## WHAT YOU SHOULD DO
Note each line of the listing that contains the string "чтении", and copy it.

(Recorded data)
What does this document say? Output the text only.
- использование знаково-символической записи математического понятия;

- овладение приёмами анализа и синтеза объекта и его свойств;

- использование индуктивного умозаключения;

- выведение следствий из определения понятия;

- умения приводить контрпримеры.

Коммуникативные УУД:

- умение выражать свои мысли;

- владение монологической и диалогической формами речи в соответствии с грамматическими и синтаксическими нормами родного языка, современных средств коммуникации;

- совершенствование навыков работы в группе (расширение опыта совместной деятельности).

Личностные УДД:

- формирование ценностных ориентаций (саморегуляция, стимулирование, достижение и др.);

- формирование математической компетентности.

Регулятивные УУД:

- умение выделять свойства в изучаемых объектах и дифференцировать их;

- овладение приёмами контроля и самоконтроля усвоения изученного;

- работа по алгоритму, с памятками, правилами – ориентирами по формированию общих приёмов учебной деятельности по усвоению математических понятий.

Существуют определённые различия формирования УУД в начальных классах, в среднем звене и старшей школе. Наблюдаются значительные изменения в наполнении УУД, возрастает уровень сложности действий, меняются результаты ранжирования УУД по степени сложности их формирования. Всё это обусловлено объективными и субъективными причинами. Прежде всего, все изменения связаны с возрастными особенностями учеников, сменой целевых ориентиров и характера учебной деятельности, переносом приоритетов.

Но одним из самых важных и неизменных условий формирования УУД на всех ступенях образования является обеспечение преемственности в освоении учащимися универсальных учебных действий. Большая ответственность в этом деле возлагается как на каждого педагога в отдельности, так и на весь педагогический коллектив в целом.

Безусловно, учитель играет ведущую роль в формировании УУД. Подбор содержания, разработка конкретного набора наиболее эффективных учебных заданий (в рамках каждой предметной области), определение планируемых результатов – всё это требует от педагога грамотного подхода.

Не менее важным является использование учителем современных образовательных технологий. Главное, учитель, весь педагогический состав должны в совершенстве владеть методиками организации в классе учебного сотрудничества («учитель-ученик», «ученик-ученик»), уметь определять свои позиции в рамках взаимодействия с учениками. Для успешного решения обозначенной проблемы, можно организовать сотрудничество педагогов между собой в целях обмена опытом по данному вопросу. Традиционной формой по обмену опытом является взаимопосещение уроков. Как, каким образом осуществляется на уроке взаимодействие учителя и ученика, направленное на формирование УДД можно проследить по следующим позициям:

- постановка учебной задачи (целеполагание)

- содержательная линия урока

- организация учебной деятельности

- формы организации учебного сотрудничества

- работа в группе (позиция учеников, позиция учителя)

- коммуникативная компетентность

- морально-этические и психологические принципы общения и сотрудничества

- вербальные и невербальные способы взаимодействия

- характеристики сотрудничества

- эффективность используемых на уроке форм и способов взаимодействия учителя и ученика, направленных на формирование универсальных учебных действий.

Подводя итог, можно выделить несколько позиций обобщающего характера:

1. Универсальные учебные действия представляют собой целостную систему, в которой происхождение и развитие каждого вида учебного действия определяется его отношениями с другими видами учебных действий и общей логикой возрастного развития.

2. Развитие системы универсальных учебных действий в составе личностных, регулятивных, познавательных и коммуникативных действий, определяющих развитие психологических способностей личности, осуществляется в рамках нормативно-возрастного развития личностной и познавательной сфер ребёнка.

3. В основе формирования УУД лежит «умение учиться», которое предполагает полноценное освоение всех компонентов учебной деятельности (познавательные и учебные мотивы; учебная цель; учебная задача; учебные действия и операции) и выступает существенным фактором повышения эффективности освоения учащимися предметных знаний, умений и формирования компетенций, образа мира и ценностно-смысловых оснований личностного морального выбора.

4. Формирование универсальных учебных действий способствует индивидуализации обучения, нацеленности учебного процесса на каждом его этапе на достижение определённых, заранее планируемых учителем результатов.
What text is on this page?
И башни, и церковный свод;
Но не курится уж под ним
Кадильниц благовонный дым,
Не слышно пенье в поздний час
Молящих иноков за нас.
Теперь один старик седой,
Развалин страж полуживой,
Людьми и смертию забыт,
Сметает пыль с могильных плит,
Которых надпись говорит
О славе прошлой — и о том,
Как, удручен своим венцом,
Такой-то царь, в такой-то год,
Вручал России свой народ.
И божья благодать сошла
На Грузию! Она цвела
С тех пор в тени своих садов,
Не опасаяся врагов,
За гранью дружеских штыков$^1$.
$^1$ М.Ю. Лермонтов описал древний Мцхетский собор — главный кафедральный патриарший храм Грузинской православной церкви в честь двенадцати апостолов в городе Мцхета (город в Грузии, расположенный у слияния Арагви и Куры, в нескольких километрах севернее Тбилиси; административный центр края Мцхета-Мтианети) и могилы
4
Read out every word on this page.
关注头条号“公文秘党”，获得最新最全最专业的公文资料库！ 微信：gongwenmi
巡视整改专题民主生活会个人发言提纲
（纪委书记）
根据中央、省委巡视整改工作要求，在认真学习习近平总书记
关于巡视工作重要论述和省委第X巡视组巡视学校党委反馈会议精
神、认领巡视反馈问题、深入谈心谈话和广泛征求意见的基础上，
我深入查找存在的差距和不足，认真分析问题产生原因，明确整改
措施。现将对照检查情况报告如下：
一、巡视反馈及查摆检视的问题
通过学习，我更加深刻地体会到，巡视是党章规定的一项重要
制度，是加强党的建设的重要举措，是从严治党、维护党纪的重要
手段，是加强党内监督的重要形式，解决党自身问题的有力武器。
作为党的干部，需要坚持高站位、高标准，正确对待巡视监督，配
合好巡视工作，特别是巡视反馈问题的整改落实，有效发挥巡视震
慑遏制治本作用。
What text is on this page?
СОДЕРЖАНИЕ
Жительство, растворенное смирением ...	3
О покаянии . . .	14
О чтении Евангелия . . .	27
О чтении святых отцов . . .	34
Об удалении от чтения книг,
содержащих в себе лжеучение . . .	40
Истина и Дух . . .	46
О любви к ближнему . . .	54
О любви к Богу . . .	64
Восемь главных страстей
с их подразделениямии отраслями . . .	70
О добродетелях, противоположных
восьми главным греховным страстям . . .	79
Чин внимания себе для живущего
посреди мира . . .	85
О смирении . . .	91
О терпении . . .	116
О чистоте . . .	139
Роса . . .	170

## EXPECTED ANSWER
О чтении Евангелия . . .	27
О чтении святых отцов . . .	34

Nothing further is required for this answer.